» **What you will do**
Write out every entry exactly as it appears.

[Collection entries]
··········

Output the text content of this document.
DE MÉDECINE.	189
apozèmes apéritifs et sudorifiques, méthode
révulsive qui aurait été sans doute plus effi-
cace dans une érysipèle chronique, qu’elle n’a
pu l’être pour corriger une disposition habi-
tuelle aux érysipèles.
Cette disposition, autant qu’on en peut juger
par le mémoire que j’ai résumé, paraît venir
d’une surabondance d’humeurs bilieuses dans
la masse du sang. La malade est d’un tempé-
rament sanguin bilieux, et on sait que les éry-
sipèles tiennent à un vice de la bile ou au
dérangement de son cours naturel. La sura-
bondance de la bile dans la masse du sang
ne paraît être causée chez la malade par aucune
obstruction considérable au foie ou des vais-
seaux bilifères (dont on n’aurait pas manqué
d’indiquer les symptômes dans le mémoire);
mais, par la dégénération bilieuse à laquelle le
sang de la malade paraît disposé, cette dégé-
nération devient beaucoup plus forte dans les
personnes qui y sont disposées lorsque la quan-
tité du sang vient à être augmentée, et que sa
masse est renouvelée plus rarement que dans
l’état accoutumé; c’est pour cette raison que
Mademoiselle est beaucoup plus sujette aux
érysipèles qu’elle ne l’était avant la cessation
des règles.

··········

» **Solution**
Output the text content of this document.
DE MÉDECINE.	189
apozèmes apéritifs et sudorifiques, méthode
révulsive qui aurait été sans doute plus effi-
cace dans une érysipèle chronique, qu’elle n’a
pu l’être pour corriger une disposition habi-
tuelle aux érysipèles.
Cette disposition, autant qu’on en peut juger
par le mémoire que j’ai résumé, paraît venir
d’une surabondance d’humeurs bilieuses dans
la masse du sang. La malade est d’un tempé-
rament sanguin bilieux, et on sait que les éry-
sipèles tiennent à un vice de la bile ou au
dérangement de son cours naturel. La sura-
bondance de la bile dans la masse du sang
ne paraît être causée chez la malade par aucune
obstruction considérable au foie ou des vais-
seaux bilifères (dont on n’aurait pas manqué
d’indiquer les symptômes dans le mémoire);
mais, par la dégénération bilieuse à laquelle le
sang de la malade paraît disposé, cette dégé-
nération devient beaucoup plus forte dans les
personnes qui y sont disposées lorsque la quan-
tité du sang vient à être augmentée, et que sa
masse est renouvelée plus rarement que dans
l’état accoutumé; c’est pour cette raison que
Mademoiselle est beaucoup plus sujette aux
érysipèles qu’elle ne l’était avant la cessation
des règles.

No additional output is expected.